- [TASK BRIEF] Return each line of the records with nothing changed, pictures excepted.

- [DATA FOR THIS TASK]
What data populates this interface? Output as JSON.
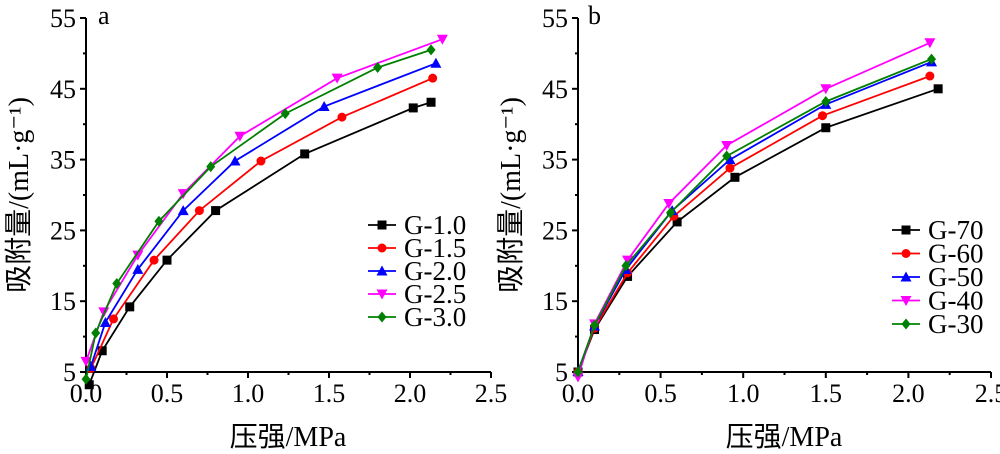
{
  "chart_data": [
    {
      "type": "line",
      "panel_label": "a",
      "xlabel": "压强/MPa",
      "ylabel": "吸附量/(mL·g⁻¹)",
      "xlim": [
        0,
        2.5
      ],
      "ylim": [
        5,
        55
      ],
      "xticks": [
        "0.0",
        "0.5",
        "1.0",
        "1.5",
        "2.0",
        "2.5"
      ],
      "yticks": [
        "5",
        "15",
        "25",
        "35",
        "45",
        "55"
      ],
      "grid": false,
      "legend_position": "bottom-right",
      "series": [
        {
          "name": "G-1.0",
          "color": "#000000",
          "marker": "square",
          "x": [
            0.02,
            0.1,
            0.27,
            0.5,
            0.8,
            1.35,
            2.02,
            2.13
          ],
          "y": [
            3.2,
            8.0,
            14.2,
            20.8,
            27.8,
            35.8,
            42.3,
            43.1
          ]
        },
        {
          "name": "G-1.5",
          "color": "#ff0000",
          "marker": "circle",
          "x": [
            0.03,
            0.17,
            0.42,
            0.7,
            1.08,
            1.58,
            2.14
          ],
          "y": [
            5.5,
            12.5,
            20.8,
            27.8,
            34.8,
            41.0,
            46.5
          ]
        },
        {
          "name": "G-2.0",
          "color": "#0000ff",
          "marker": "triangle-up",
          "x": [
            0.03,
            0.12,
            0.32,
            0.6,
            0.92,
            1.47,
            2.16
          ],
          "y": [
            5.8,
            12.0,
            19.5,
            27.8,
            34.8,
            42.5,
            48.6
          ]
        },
        {
          "name": "G-2.5",
          "color": "#ff00ff",
          "marker": "triangle-down",
          "x": [
            0.0,
            0.11,
            0.32,
            0.6,
            0.95,
            1.55,
            2.2
          ],
          "y": [
            6.5,
            13.5,
            21.5,
            30.2,
            38.3,
            46.5,
            52.0
          ]
        },
        {
          "name": "G-3.0",
          "color": "#008000",
          "marker": "diamond",
          "x": [
            0.0,
            0.06,
            0.19,
            0.45,
            0.77,
            1.23,
            1.8,
            2.13
          ],
          "y": [
            4.0,
            10.5,
            17.5,
            26.3,
            34.0,
            41.5,
            48.0,
            50.5
          ]
        }
      ]
    },
    {
      "type": "line",
      "panel_label": "b",
      "xlabel": "压强/MPa",
      "ylabel": "吸附量/(mL·g⁻¹)",
      "xlim": [
        0,
        2.5
      ],
      "ylim": [
        5,
        55
      ],
      "xticks": [
        "0.0",
        "0.5",
        "1.0",
        "1.5",
        "2.0",
        "2.5"
      ],
      "yticks": [
        "5",
        "15",
        "25",
        "35",
        "45",
        "55"
      ],
      "grid": false,
      "legend_position": "bottom-right",
      "series": [
        {
          "name": "G-70",
          "color": "#000000",
          "marker": "square",
          "x": [
            0.0,
            0.1,
            0.3,
            0.6,
            0.95,
            1.5,
            2.18
          ],
          "y": [
            5.0,
            11.0,
            18.5,
            26.2,
            32.5,
            39.5,
            45.0
          ]
        },
        {
          "name": "G-60",
          "color": "#ff0000",
          "marker": "circle",
          "x": [
            0.0,
            0.1,
            0.3,
            0.58,
            0.92,
            1.48,
            2.13
          ],
          "y": [
            5.0,
            11.2,
            19.0,
            27.0,
            33.8,
            41.2,
            46.8
          ]
        },
        {
          "name": "G-50",
          "color": "#0000ff",
          "marker": "triangle-up",
          "x": [
            0.0,
            0.1,
            0.29,
            0.57,
            0.92,
            1.5,
            2.14
          ],
          "y": [
            5.1,
            11.5,
            19.5,
            27.8,
            35.0,
            42.8,
            48.8
          ]
        },
        {
          "name": "G-40",
          "color": "#ff00ff",
          "marker": "triangle-down",
          "x": [
            0.0,
            0.1,
            0.3,
            0.55,
            0.9,
            1.5,
            2.13
          ],
          "y": [
            4.3,
            11.8,
            20.8,
            28.8,
            37.0,
            45.0,
            51.5
          ]
        },
        {
          "name": "G-30",
          "color": "#008000",
          "marker": "diamond",
          "x": [
            0.0,
            0.1,
            0.29,
            0.56,
            0.9,
            1.5,
            2.14
          ],
          "y": [
            5.0,
            11.6,
            20.0,
            27.5,
            35.5,
            43.2,
            49.2
          ]
        }
      ]
    }
  ]
}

- [SOLUTION TO THIS PROBLEM]
What data populates this interface? Output as JSON.
{
  "chart_data": [
    {
      "type": "line",
      "panel_label": "a",
      "xlabel": "压强/MPa",
      "ylabel": "吸附量/(mL·g⁻¹)",
      "xlim": [
        0,
        2.5
      ],
      "ylim": [
        5,
        55
      ],
      "xticks": [
        "0.0",
        "0.5",
        "1.0",
        "1.5",
        "2.0",
        "2.5"
      ],
      "yticks": [
        "5",
        "15",
        "25",
        "35",
        "45",
        "55"
      ],
      "grid": false,
      "legend_position": "bottom-right",
      "series": [
        {
          "name": "G-1.0",
          "color": "#000000",
          "marker": "square",
          "x": [
            0.02,
            0.1,
            0.27,
            0.5,
            0.8,
            1.35,
            2.02,
            2.13
          ],
          "y": [
            3.2,
            8.0,
            14.2,
            20.8,
            27.8,
            35.8,
            42.3,
            43.1
          ]
        },
        {
          "name": "G-1.5",
          "color": "#ff0000",
          "marker": "circle",
          "x": [
            0.03,
            0.17,
            0.42,
            0.7,
            1.08,
            1.58,
            2.14
          ],
          "y": [
            5.5,
            12.5,
            20.8,
            27.8,
            34.8,
            41.0,
            46.5
          ]
        },
        {
          "name": "G-2.0",
          "color": "#0000ff",
          "marker": "triangle-up",
          "x": [
            0.03,
            0.12,
            0.32,
            0.6,
            0.92,
            1.47,
            2.16
          ],
          "y": [
            5.8,
            12.0,
            19.5,
            27.8,
            34.8,
            42.5,
            48.6
          ]
        },
        {
          "name": "G-2.5",
          "color": "#ff00ff",
          "marker": "triangle-down",
          "x": [
            0.0,
            0.11,
            0.32,
            0.6,
            0.95,
            1.55,
            2.2
          ],
          "y": [
            6.5,
            13.5,
            21.5,
            30.2,
            38.3,
            46.5,
            52.0
          ]
        },
        {
          "name": "G-3.0",
          "color": "#008000",
          "marker": "diamond",
          "x": [
            0.0,
            0.06,
            0.19,
            0.45,
            0.77,
            1.23,
            1.8,
            2.13
          ],
          "y": [
            4.0,
            10.5,
            17.5,
            26.3,
            34.0,
            41.5,
            48.0,
            50.5
          ]
        }
      ]
    },
    {
      "type": "line",
      "panel_label": "b",
      "xlabel": "压强/MPa",
      "ylabel": "吸附量/(mL·g⁻¹)",
      "xlim": [
        0,
        2.5
      ],
      "ylim": [
        5,
        55
      ],
      "xticks": [
        "0.0",
        "0.5",
        "1.0",
        "1.5",
        "2.0",
        "2.5"
      ],
      "yticks": [
        "5",
        "15",
        "25",
        "35",
        "45",
        "55"
      ],
      "grid": false,
      "legend_position": "bottom-right",
      "series": [
        {
          "name": "G-70",
          "color": "#000000",
          "marker": "square",
          "x": [
            0.0,
            0.1,
            0.3,
            0.6,
            0.95,
            1.5,
            2.18
          ],
          "y": [
            5.0,
            11.0,
            18.5,
            26.2,
            32.5,
            39.5,
            45.0
          ]
        },
        {
          "name": "G-60",
          "color": "#ff0000",
          "marker": "circle",
          "x": [
            0.0,
            0.1,
            0.3,
            0.58,
            0.92,
            1.48,
            2.13
          ],
          "y": [
            5.0,
            11.2,
            19.0,
            27.0,
            33.8,
            41.2,
            46.8
          ]
        },
        {
          "name": "G-50",
          "color": "#0000ff",
          "marker": "triangle-up",
          "x": [
            0.0,
            0.1,
            0.29,
            0.57,
            0.92,
            1.5,
            2.14
          ],
          "y": [
            5.1,
            11.5,
            19.5,
            27.8,
            35.0,
            42.8,
            48.8
          ]
        },
        {
          "name": "G-40",
          "color": "#ff00ff",
          "marker": "triangle-down",
          "x": [
            0.0,
            0.1,
            0.3,
            0.55,
            0.9,
            1.5,
            2.13
          ],
          "y": [
            4.3,
            11.8,
            20.8,
            28.8,
            37.0,
            45.0,
            51.5
          ]
        },
        {
          "name": "G-30",
          "color": "#008000",
          "marker": "diamond",
          "x": [
            0.0,
            0.1,
            0.29,
            0.56,
            0.9,
            1.5,
            2.14
          ],
          "y": [
            5.0,
            11.6,
            20.0,
            27.5,
            35.5,
            43.2,
            49.2
          ]
        }
      ]
    }
  ]
}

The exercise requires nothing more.